What is the count of lines that hold the word "Pautrot"? Give only the number.

--- The records ---

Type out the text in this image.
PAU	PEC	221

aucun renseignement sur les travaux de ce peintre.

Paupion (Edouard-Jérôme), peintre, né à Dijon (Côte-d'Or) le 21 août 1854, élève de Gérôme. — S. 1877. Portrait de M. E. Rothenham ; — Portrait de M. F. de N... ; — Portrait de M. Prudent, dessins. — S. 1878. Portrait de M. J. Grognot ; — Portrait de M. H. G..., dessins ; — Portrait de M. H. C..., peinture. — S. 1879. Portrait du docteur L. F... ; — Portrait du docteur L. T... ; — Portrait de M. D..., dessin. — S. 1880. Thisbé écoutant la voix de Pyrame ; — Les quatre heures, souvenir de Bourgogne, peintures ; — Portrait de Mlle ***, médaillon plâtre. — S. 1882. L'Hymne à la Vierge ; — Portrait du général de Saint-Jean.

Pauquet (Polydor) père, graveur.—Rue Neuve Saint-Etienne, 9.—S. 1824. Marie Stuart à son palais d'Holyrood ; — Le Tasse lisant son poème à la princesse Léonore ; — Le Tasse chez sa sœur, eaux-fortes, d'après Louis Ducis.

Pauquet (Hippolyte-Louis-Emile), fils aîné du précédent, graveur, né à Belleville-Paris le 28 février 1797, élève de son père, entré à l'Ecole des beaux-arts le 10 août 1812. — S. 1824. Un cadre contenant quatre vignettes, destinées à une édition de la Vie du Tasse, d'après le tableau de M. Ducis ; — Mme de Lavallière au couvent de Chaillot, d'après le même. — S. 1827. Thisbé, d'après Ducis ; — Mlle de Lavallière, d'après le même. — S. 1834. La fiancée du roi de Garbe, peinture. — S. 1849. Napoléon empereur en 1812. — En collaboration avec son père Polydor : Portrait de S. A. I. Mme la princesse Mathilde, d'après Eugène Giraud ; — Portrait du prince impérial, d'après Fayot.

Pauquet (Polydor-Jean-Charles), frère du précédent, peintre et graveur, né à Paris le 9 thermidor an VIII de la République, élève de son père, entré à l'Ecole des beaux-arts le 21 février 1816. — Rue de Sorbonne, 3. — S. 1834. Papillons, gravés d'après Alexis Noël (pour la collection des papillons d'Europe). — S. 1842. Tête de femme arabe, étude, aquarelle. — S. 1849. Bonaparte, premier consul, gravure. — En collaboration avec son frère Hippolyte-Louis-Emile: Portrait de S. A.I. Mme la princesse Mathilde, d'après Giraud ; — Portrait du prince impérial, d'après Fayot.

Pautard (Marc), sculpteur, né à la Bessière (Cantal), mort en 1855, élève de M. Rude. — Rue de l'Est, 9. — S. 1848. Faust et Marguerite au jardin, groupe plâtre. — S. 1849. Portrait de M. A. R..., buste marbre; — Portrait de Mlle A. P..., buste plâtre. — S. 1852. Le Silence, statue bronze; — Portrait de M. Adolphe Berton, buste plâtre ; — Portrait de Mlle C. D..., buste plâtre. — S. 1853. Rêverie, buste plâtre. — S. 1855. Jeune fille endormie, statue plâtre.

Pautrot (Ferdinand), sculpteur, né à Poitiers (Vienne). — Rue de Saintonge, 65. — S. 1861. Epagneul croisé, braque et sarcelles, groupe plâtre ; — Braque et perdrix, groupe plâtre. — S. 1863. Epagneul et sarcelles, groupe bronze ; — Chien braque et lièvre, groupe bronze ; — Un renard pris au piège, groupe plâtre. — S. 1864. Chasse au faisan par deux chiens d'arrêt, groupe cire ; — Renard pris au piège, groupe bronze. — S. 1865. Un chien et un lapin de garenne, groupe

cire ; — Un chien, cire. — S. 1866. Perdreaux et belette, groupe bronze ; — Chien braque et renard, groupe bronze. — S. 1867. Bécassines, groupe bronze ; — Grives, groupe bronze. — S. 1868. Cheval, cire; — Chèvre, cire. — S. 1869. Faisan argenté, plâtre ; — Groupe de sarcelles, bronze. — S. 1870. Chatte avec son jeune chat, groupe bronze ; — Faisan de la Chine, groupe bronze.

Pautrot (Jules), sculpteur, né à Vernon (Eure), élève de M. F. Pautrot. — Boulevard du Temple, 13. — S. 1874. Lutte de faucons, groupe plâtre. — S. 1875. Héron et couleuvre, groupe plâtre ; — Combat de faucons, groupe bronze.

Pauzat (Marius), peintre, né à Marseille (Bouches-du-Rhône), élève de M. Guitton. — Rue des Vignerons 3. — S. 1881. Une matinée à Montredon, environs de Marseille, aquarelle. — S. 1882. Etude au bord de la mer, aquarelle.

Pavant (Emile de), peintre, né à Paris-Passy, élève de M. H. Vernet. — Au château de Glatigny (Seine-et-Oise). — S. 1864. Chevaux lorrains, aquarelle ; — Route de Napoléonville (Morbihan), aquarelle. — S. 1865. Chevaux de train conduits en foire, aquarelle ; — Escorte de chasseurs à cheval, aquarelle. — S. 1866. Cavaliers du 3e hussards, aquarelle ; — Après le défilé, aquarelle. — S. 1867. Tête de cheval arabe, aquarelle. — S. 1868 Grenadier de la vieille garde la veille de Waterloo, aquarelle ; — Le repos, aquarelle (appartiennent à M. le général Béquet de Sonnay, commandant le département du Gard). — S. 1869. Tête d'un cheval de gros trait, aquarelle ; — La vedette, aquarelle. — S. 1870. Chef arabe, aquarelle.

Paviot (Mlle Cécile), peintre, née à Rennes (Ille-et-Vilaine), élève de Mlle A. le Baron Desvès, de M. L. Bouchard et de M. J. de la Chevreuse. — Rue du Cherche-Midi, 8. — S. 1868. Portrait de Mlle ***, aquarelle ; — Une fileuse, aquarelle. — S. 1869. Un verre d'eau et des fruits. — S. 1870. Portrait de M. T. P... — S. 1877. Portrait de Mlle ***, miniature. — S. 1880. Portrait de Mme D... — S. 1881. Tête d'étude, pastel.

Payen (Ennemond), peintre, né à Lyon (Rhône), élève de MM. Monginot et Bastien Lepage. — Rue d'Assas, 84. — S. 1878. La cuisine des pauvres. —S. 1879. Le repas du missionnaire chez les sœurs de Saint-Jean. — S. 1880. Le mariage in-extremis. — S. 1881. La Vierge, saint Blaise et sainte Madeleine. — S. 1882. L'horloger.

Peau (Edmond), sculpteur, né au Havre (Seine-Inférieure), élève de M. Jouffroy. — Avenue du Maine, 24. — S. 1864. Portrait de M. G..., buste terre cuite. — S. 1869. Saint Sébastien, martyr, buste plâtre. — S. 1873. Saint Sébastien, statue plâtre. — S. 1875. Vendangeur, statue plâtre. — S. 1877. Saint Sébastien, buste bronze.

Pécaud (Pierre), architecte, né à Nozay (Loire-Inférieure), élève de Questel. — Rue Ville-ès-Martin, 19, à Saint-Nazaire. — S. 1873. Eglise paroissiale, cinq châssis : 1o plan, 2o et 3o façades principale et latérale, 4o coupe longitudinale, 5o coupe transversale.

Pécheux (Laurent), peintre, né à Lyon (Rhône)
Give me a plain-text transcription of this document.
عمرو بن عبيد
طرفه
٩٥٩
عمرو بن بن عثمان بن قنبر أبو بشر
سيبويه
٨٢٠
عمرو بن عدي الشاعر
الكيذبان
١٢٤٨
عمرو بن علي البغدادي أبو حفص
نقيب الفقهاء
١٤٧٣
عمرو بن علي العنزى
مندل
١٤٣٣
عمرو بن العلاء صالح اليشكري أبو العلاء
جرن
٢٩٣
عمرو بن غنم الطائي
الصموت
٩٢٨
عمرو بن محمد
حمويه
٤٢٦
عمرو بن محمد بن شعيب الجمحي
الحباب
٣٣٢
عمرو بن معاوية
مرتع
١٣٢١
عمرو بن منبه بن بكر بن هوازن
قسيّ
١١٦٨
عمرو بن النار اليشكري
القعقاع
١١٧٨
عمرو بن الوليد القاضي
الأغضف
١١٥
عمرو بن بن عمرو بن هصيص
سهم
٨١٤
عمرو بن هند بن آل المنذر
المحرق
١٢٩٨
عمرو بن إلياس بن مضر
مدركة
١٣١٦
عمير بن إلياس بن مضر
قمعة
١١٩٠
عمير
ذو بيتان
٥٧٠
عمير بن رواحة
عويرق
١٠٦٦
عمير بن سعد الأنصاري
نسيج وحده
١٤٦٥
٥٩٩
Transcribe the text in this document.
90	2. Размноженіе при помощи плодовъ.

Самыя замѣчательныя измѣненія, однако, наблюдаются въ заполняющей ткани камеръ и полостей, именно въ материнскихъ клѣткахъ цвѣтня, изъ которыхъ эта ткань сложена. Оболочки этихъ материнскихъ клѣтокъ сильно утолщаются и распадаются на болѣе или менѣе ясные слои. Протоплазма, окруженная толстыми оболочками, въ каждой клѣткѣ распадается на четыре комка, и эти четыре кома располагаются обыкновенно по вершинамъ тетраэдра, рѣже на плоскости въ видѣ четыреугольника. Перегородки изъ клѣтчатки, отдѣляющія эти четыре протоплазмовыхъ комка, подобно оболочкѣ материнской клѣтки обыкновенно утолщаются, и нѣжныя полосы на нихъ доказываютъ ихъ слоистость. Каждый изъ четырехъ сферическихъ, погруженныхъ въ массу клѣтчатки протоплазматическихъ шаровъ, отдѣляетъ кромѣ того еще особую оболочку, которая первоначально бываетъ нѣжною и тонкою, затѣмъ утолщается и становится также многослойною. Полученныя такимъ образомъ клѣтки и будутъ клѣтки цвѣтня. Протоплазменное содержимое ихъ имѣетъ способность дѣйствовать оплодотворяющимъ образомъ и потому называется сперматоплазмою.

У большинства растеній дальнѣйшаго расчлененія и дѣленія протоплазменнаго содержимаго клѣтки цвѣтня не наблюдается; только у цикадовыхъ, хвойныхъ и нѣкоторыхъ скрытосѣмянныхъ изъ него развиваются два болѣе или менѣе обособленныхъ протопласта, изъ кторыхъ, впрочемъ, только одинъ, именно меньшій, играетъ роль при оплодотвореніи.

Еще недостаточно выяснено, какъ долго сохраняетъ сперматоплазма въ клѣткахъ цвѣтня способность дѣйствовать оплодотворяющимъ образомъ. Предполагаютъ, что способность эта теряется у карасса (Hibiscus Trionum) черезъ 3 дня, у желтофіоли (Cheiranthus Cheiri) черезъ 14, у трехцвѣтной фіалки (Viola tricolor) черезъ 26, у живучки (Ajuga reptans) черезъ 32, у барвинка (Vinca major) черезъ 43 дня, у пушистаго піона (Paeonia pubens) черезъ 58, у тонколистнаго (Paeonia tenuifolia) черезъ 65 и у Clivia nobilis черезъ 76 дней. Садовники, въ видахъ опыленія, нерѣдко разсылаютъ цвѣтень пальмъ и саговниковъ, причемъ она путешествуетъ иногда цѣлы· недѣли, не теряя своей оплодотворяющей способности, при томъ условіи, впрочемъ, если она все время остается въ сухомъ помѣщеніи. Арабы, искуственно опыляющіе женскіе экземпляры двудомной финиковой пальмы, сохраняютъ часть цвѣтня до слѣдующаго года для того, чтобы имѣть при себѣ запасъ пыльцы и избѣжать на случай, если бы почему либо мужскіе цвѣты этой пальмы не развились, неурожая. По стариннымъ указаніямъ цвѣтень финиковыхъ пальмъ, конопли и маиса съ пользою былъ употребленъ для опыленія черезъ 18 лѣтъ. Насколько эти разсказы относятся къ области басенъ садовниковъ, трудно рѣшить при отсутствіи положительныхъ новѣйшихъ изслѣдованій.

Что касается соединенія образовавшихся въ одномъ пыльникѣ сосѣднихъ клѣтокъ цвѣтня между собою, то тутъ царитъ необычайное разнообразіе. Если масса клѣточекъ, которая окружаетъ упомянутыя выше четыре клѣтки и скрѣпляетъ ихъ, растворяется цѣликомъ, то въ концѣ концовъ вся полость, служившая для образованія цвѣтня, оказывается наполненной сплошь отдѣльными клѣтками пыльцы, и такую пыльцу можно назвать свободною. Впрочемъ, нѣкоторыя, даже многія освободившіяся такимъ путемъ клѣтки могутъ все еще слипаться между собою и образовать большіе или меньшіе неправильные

---

Reply:
2